→ PASSAGE SHOWN:
☆ ☆ ☆ ☆ ☆ ☆ ☆

7 Times Square Tower, 17th Floor, New York, New York 10036

(Address of principal executive offices) (Zip Code)

(212) 752-1356

(Registrant’s telephone number, including area code)

 

 

Check the appropriate box below if the Form 8-K filing is intended to simultaneously satisfy the filing obligation of the registrant under any of the following provisions:

 

¨  

Written communications pursuant to Rule 425 under the Securities Act (17 CFR 230.425)

 

¨  

Soliciting material pursuant to Rule 14a-12 under the Exchange Act (17 CFR 240.14a-12)

 

¨  

Pre-commencement communications pursuant to Rule 14d-2(b) under the Exchange Act (17 CFR 240.14d-2(b))

 

¨  

Pre-commencement communications pursuant to Rule 13e-4(c) under the Exchange Act (17 CFR 240.13e-4(c))

 

 

 


Introductory Note.

This Current Report on Form 8-K/A is being filed in connection with the consummation on March 6, 2012 of the transactions contemplated by the Agreement and Plan of Merger, dated as of November 20, 2011 (the “Merger Agreement”), by and among Alleghany Corporation, a Delaware corporation (“Alleghany”), Shoreline Merger Sub, Inc. (formerly Shoreline Merger Sub, LLC), a Delaware corporation and a wholly owned subsidiary of Alleghany (“Merger Sub”) and Transatlantic Holdings, Inc., a Delaware corporation (“Transatlantic”). Pursuant to the Merger Agreement, on March 6, 2012 Transatlantic merged with and into Merger Sub (the “merger”), with Merger Sub continuing as the surviving entity with the name “Transatlantic Holdings, Inc.” The events described in this Current Report on Form 8-K/A occurred in connection with the consummation of the merger.

 

Item 9.01. Financial Statements and Exhibits.

(a) Financial Statements of Business Acquired.

By amendment to the Form 8-K filed by Alleghany on March 6, 2012, the audited consolidated financial statements, including the audited consolidated balance sheets of Transatlantic as of December 31, 2011 and 2010, and the audited consolidated statements of operations and consolidated statements of cash flows of Transatlantic for the years ended December 31, 2011, 2010, and 2009, and the notes related thereto, are filed herewith as Exhibit 99.1 and are incorporated into this Item 9.01(a) by reference.

(b) Pro Forma Financial Information.

By amendment to the Form 8-K filed by Alleghany on March 6, 2012, the unaudited pro forma condensed consolidated balance sheet as of December 31, 2011 and the unaudited pro forma condensed consolidated statement of earnings for the fiscal year ended December 31, 2011, and the notes related thereto, are filed herewith as Exhibit 99.2 and incorporated into this Item 9.01(b) by reference.

(c) Exhibits:

 

Exhibit
No.

  

Description of Exhibit

23.1    Consent of PricewaterhouseCoopers LLP.
99.1    Audited consolidated financial statements, including the audited consolidated balance sheets of Transatlantic as of December 31, 2011 and 2010, and audited consolidated statements of operations and consolidated statements of cash flows of Transatlantic for the years ended December 31, 2011, 2010 and 2009, and the related notes thereto.

☆ ☆ ☆ ☆ ☆ ☆ ☆

→ SOURCE MATERIAL:
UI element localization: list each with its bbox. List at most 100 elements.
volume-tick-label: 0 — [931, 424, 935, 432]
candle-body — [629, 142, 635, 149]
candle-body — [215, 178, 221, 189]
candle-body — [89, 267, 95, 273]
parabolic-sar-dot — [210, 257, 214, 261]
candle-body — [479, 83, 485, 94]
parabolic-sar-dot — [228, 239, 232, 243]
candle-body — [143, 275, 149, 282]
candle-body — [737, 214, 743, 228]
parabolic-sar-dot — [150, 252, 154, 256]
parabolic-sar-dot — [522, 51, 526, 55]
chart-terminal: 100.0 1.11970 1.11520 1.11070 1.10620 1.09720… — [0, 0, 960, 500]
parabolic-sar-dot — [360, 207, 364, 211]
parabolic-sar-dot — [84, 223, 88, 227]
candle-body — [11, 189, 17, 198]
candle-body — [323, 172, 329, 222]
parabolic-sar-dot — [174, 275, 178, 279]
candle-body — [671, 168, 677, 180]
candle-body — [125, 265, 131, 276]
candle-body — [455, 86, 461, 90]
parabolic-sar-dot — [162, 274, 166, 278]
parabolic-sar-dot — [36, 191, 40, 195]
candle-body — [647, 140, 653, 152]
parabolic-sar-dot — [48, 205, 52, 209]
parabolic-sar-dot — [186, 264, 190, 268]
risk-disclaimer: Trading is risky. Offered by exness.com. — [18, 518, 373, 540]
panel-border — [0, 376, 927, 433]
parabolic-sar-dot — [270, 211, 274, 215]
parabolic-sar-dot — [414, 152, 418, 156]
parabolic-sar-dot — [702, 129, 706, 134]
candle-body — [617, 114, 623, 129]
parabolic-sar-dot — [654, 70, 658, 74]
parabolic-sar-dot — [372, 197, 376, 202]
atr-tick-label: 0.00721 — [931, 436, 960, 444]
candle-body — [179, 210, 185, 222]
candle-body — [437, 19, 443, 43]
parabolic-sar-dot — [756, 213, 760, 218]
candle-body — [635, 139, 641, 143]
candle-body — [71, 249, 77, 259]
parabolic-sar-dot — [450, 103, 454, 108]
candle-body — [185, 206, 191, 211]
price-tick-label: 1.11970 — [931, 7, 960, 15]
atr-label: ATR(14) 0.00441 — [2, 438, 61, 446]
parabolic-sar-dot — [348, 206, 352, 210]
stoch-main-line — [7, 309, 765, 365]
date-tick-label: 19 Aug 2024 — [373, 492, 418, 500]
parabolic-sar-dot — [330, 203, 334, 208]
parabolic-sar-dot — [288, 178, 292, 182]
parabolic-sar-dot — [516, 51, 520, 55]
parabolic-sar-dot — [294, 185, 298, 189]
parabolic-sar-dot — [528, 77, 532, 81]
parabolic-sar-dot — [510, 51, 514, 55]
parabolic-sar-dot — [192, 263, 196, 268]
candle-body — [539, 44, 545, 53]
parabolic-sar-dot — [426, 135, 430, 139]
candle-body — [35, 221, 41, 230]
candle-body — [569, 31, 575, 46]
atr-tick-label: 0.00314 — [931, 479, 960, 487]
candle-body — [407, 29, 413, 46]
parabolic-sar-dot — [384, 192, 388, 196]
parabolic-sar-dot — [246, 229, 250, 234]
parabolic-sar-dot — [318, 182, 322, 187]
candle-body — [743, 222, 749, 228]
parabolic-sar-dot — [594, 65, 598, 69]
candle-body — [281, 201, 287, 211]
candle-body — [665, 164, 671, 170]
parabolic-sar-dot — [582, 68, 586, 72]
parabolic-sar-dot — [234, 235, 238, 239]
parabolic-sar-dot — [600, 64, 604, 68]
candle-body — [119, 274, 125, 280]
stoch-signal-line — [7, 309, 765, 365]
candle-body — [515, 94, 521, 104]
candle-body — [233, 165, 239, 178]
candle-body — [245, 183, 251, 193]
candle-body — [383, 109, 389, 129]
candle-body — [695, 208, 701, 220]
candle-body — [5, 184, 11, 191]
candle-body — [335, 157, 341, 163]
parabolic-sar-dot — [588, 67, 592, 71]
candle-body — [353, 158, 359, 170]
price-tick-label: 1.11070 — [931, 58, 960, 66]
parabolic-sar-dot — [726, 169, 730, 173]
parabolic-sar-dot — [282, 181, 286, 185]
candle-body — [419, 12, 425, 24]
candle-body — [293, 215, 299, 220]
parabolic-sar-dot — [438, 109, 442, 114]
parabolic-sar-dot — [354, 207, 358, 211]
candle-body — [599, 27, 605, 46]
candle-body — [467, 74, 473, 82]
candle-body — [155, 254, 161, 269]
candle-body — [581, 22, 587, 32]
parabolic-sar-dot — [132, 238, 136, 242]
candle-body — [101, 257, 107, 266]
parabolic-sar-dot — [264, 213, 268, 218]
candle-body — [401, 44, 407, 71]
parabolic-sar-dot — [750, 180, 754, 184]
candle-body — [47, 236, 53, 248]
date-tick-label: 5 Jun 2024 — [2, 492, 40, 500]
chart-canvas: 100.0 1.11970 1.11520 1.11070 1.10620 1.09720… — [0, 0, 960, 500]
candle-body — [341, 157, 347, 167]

☆ ☆ ☆ ☆ ☆ ☆ ☆

→ SET OF TASKS:
1. Write out the part of the Form 8-K/A filing starting with "99.1    Audited" and going on through "related notes thereto.".
2. According to the Form 8-K/A filing, under which exhibit number is the unaudited pro forma financial information filed?

→ SOLUTIONS BY TASK:
1.
99.1    Audited consolidated financial statements, including the audited consolidated balance sheets of Transatlantic as of December 31, 2011 and 2010, and audited consolidated statements of operations and consolidated statements of cash flows of Transatlantic for the years ended December 31, 2011, 2010 and 2009, and the related notes thereto.

2. Exhibit 99.2